= MATERIAL SUPPLIED =
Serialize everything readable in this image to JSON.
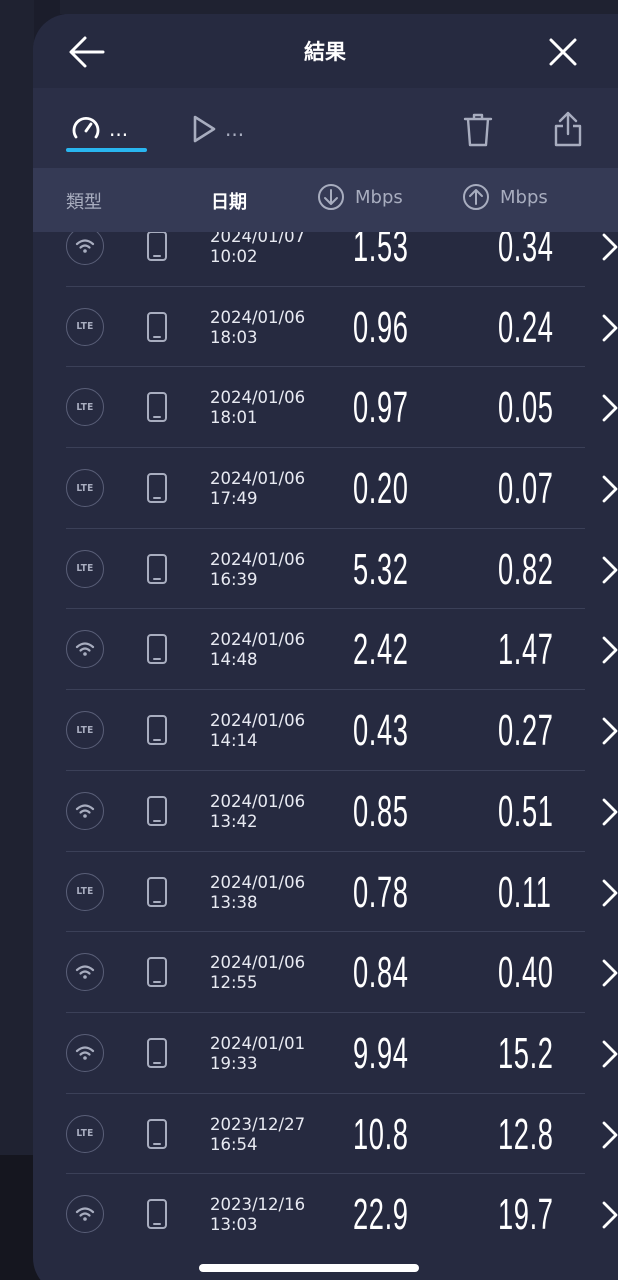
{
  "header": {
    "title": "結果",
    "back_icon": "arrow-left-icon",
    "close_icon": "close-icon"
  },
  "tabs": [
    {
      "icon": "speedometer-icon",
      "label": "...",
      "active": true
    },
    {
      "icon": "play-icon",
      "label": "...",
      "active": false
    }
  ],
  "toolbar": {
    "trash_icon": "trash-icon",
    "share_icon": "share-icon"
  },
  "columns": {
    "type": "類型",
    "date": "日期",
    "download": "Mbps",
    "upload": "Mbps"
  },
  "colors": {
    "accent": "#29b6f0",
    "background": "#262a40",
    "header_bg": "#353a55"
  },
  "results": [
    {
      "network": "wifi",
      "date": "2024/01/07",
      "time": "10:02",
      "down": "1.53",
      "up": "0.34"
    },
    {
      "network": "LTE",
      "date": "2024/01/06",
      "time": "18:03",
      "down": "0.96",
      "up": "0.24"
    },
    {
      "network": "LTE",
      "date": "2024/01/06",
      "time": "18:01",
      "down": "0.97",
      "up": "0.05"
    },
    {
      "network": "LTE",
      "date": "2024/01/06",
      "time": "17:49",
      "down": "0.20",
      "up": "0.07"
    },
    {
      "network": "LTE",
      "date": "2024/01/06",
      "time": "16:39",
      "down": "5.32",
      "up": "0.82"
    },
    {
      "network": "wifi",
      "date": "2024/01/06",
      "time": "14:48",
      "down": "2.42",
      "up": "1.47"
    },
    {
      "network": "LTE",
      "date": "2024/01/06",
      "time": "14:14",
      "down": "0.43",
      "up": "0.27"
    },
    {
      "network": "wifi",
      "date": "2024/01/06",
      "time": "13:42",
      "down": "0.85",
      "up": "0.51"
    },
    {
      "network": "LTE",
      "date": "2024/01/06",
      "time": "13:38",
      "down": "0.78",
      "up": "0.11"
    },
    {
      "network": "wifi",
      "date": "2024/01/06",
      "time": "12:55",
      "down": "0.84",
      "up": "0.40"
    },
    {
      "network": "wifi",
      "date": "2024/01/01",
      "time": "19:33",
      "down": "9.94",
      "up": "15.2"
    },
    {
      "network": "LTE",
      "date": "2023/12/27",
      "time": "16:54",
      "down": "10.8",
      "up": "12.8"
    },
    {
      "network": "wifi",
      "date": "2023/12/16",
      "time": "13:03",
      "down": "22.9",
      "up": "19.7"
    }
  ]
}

= YOUR OBJECTIVE =
Will you restate every entry word for word and omit the images?

= TASK RESPONSE =
Serialize everything readable in this image to JSON.
{
  "header": {
    "title": "結果",
    "back_icon": "arrow-left-icon",
    "close_icon": "close-icon"
  },
  "tabs": [
    {
      "icon": "speedometer-icon",
      "label": "...",
      "active": true
    },
    {
      "icon": "play-icon",
      "label": "...",
      "active": false
    }
  ],
  "toolbar": {
    "trash_icon": "trash-icon",
    "share_icon": "share-icon"
  },
  "columns": {
    "type": "類型",
    "date": "日期",
    "download": "Mbps",
    "upload": "Mbps"
  },
  "colors": {
    "accent": "#29b6f0",
    "background": "#262a40",
    "header_bg": "#353a55"
  },
  "results": [
    {
      "network": "wifi",
      "date": "2024/01/07",
      "time": "10:02",
      "down": "1.53",
      "up": "0.34"
    },
    {
      "network": "LTE",
      "date": "2024/01/06",
      "time": "18:03",
      "down": "0.96",
      "up": "0.24"
    },
    {
      "network": "LTE",
      "date": "2024/01/06",
      "time": "18:01",
      "down": "0.97",
      "up": "0.05"
    },
    {
      "network": "LTE",
      "date": "2024/01/06",
      "time": "17:49",
      "down": "0.20",
      "up": "0.07"
    },
    {
      "network": "LTE",
      "date": "2024/01/06",
      "time": "16:39",
      "down": "5.32",
      "up": "0.82"
    },
    {
      "network": "wifi",
      "date": "2024/01/06",
      "time": "14:48",
      "down": "2.42",
      "up": "1.47"
    },
    {
      "network": "LTE",
      "date": "2024/01/06",
      "time": "14:14",
      "down": "0.43",
      "up": "0.27"
    },
    {
      "network": "wifi",
      "date": "2024/01/06",
      "time": "13:42",
      "down": "0.85",
      "up": "0.51"
    },
    {
      "network": "LTE",
      "date": "2024/01/06",
      "time": "13:38",
      "down": "0.78",
      "up": "0.11"
    },
    {
      "network": "wifi",
      "date": "2024/01/06",
      "time": "12:55",
      "down": "0.84",
      "up": "0.40"
    },
    {
      "network": "wifi",
      "date": "2024/01/01",
      "time": "19:33",
      "down": "9.94",
      "up": "15.2"
    },
    {
      "network": "LTE",
      "date": "2023/12/27",
      "time": "16:54",
      "down": "10.8",
      "up": "12.8"
    },
    {
      "network": "wifi",
      "date": "2023/12/16",
      "time": "13:03",
      "down": "22.9",
      "up": "19.7"
    }
  ]
}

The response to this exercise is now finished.